- _What is being asked_: Copy out every line that contains "this".

::: Excerpted data

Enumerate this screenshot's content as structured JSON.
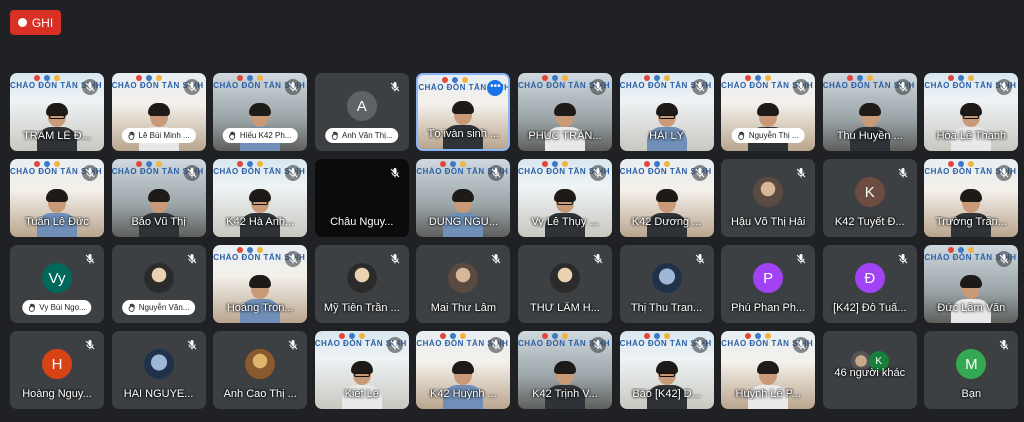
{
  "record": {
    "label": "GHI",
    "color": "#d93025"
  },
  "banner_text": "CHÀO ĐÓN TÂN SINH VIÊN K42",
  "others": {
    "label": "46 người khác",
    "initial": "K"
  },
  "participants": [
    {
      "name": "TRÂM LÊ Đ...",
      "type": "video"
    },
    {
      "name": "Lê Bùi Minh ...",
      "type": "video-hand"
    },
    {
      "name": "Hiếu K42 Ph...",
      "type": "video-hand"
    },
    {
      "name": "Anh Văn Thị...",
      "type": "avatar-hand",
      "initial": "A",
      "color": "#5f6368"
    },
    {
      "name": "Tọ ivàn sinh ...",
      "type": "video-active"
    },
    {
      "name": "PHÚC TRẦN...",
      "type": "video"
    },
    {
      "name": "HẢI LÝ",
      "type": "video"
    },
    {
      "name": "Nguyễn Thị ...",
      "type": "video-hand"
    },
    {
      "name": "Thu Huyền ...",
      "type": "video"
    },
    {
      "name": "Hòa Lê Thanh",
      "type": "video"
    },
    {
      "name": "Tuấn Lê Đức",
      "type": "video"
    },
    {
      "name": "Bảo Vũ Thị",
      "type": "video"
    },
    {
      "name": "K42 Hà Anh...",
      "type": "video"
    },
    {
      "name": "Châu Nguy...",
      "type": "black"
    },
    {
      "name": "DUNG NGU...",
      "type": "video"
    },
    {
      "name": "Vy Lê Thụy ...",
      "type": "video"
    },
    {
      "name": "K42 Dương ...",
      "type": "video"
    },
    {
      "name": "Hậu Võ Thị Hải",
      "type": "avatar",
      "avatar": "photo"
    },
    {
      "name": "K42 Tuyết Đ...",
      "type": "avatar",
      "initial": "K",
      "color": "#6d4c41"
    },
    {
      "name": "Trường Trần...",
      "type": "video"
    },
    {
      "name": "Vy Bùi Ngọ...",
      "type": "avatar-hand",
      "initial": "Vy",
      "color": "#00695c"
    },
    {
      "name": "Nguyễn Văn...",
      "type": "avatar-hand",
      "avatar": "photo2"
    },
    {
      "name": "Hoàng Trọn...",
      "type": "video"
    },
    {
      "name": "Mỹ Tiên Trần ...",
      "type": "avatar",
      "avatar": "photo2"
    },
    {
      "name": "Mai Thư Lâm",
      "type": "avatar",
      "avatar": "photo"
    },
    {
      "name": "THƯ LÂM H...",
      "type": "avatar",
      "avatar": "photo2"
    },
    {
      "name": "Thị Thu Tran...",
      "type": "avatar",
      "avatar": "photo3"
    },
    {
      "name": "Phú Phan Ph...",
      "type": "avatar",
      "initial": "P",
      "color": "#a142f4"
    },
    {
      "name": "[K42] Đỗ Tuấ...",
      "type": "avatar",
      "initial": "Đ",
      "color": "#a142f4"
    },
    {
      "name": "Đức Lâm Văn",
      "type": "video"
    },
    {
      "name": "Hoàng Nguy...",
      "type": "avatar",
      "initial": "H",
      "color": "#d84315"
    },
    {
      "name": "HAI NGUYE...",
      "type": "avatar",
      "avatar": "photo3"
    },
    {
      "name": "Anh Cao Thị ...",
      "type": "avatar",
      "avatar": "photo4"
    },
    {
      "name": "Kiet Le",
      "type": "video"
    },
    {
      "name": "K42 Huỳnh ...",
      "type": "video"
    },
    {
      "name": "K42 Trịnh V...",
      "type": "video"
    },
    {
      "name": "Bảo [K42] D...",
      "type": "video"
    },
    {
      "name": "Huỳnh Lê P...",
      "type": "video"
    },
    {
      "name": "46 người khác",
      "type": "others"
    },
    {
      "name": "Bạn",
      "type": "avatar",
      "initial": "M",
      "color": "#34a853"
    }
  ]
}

::::::
::: Excerpted data

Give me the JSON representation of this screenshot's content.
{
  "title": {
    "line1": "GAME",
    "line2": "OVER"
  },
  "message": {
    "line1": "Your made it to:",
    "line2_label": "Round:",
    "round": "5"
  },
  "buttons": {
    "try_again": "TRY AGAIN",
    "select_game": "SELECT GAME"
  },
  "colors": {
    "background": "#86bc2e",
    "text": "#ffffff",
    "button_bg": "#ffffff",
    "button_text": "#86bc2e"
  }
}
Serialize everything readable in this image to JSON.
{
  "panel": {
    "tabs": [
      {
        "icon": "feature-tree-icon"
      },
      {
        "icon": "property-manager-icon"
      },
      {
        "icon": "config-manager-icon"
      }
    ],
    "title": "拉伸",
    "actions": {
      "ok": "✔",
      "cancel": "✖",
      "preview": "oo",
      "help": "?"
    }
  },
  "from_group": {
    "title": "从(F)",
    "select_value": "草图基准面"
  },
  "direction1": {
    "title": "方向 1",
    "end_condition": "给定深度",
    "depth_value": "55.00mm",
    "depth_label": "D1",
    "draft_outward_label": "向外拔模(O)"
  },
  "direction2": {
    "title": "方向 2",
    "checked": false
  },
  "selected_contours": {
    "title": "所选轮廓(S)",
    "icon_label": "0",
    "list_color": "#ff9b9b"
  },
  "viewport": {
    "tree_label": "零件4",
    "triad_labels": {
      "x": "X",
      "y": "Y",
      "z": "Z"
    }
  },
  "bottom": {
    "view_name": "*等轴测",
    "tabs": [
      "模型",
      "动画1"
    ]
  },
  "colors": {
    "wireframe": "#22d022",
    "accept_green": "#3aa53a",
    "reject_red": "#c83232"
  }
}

::::::

- _Exercise solution_:
Enumerate this screenshot's content as structured JSON.
Give me the JSON representation of this screenshot's content.
Serialize everything readable in this image to JSON.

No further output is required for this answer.